### [What is being asked]
Produce a verbatim copy of the entries listed below.

### [Exercise input]
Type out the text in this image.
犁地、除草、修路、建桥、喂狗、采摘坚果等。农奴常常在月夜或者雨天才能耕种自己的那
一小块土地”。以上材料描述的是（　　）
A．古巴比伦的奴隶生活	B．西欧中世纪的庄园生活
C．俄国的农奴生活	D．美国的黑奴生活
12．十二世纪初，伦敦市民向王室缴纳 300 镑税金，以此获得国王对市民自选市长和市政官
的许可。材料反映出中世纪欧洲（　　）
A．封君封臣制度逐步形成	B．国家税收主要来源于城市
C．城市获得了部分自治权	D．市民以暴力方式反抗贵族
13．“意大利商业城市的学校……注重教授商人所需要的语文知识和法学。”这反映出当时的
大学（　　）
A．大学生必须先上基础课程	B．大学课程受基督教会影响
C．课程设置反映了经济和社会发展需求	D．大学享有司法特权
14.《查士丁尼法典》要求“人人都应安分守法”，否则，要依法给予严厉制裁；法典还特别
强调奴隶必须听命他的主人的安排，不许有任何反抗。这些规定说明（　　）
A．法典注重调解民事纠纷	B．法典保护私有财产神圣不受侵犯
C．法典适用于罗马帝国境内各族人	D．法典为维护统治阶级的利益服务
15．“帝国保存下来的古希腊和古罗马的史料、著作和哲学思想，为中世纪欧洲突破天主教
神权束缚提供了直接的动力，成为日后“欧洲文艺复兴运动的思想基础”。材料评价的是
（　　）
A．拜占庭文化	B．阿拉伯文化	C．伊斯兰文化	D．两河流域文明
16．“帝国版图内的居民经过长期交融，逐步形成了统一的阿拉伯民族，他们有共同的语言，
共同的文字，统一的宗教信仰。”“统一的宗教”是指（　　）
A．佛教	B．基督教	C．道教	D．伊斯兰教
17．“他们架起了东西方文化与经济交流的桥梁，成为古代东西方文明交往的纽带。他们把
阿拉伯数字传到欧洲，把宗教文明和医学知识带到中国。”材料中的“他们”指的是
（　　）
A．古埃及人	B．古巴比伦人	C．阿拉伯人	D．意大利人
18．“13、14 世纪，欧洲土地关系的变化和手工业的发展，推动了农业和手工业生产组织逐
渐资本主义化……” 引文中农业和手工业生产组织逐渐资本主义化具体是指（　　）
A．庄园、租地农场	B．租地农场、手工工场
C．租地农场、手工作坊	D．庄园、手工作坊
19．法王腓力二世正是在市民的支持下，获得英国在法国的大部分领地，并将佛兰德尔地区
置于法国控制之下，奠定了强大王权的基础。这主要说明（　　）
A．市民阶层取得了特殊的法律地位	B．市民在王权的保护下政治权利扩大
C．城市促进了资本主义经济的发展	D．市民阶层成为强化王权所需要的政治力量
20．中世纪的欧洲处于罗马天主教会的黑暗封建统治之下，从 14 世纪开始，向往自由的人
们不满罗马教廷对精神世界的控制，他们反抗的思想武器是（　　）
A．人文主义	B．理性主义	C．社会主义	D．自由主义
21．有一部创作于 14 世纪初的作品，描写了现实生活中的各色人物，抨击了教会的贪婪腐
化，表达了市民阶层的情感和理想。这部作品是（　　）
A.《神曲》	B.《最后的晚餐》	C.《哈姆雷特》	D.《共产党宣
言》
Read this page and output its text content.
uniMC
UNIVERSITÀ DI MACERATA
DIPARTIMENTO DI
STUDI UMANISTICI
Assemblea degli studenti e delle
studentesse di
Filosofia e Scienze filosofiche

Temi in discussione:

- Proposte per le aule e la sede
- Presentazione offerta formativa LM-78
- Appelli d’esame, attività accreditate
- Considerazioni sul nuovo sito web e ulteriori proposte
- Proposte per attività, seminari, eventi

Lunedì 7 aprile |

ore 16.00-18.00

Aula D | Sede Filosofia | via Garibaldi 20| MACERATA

### [Solution below]
Type out the text in this image.
犁地、除草、修路、建桥、喂狗、采摘坚果等。农奴常常在月夜或者雨天才能耕种自己的那
一小块土地”。以上材料描述的是（　　）
A．古巴比伦的奴隶生活	B．西欧中世纪的庄园生活
C．俄国的农奴生活	D．美国的黑奴生活
12．十二世纪初，伦敦市民向王室缴纳 300 镑税金，以此获得国王对市民自选市长和市政官
的许可。材料反映出中世纪欧洲（　　）
A．封君封臣制度逐步形成	B．国家税收主要来源于城市
C．城市获得了部分自治权	D．市民以暴力方式反抗贵族
13．“意大利商业城市的学校……注重教授商人所需要的语文知识和法学。”这反映出当时的
大学（　　）
A．大学生必须先上基础课程	B．大学课程受基督教会影响
C．课程设置反映了经济和社会发展需求	D．大学享有司法特权
14.《查士丁尼法典》要求“人人都应安分守法”，否则，要依法给予严厉制裁；法典还特别
强调奴隶必须听命他的主人的安排，不许有任何反抗。这些规定说明（　　）
A．法典注重调解民事纠纷	B．法典保护私有财产神圣不受侵犯
C．法典适用于罗马帝国境内各族人	D．法典为维护统治阶级的利益服务
15．“帝国保存下来的古希腊和古罗马的史料、著作和哲学思想，为中世纪欧洲突破天主教
神权束缚提供了直接的动力，成为日后“欧洲文艺复兴运动的思想基础”。材料评价的是
（　　）
A．拜占庭文化	B．阿拉伯文化	C．伊斯兰文化	D．两河流域文明
16．“帝国版图内的居民经过长期交融，逐步形成了统一的阿拉伯民族，他们有共同的语言，
共同的文字，统一的宗教信仰。”“统一的宗教”是指（　　）
A．佛教	B．基督教	C．道教	D．伊斯兰教
17．“他们架起了东西方文化与经济交流的桥梁，成为古代东西方文明交往的纽带。他们把
阿拉伯数字传到欧洲，把宗教文明和医学知识带到中国。”材料中的“他们”指的是
（　　）
A．古埃及人	B．古巴比伦人	C．阿拉伯人	D．意大利人
18．“13、14 世纪，欧洲土地关系的变化和手工业的发展，推动了农业和手工业生产组织逐
渐资本主义化……” 引文中农业和手工业生产组织逐渐资本主义化具体是指（　　）
A．庄园、租地农场	B．租地农场、手工工场
C．租地农场、手工作坊	D．庄园、手工作坊
19．法王腓力二世正是在市民的支持下，获得英国在法国的大部分领地，并将佛兰德尔地区
置于法国控制之下，奠定了强大王权的基础。这主要说明（　　）
A．市民阶层取得了特殊的法律地位	B．市民在王权的保护下政治权利扩大
C．城市促进了资本主义经济的发展	D．市民阶层成为强化王权所需要的政治力量
20．中世纪的欧洲处于罗马天主教会的黑暗封建统治之下，从 14 世纪开始，向往自由的人
们不满罗马教廷对精神世界的控制，他们反抗的思想武器是（　　）
A．人文主义	B．理性主义	C．社会主义	D．自由主义
21．有一部创作于 14 世纪初的作品，描写了现实生活中的各色人物，抨击了教会的贪婪腐
化，表达了市民阶层的情感和理想。这部作品是（　　）
A.《神曲》	B.《最后的晚餐》	C.《哈姆雷特》	D.《共产党宣
言》
Read this page and output its text content.
uniMC
UNIVERSITÀ DI MACERATA
DIPARTIMENTO DI
STUDI UMANISTICI
Assemblea degli studenti e delle
studentesse di
Filosofia e Scienze filosofiche

Temi in discussione:

- Proposte per le aule e la sede
- Presentazione offerta formativa LM-78
- Appelli d’esame, attività accreditate
- Considerazioni sul nuovo sito web e ulteriori proposte
- Proposte per attività, seminari, eventi

Lunedì 7 aprile |

ore 16.00-18.00

Aula D | Sede Filosofia | via Garibaldi 20| MACERATA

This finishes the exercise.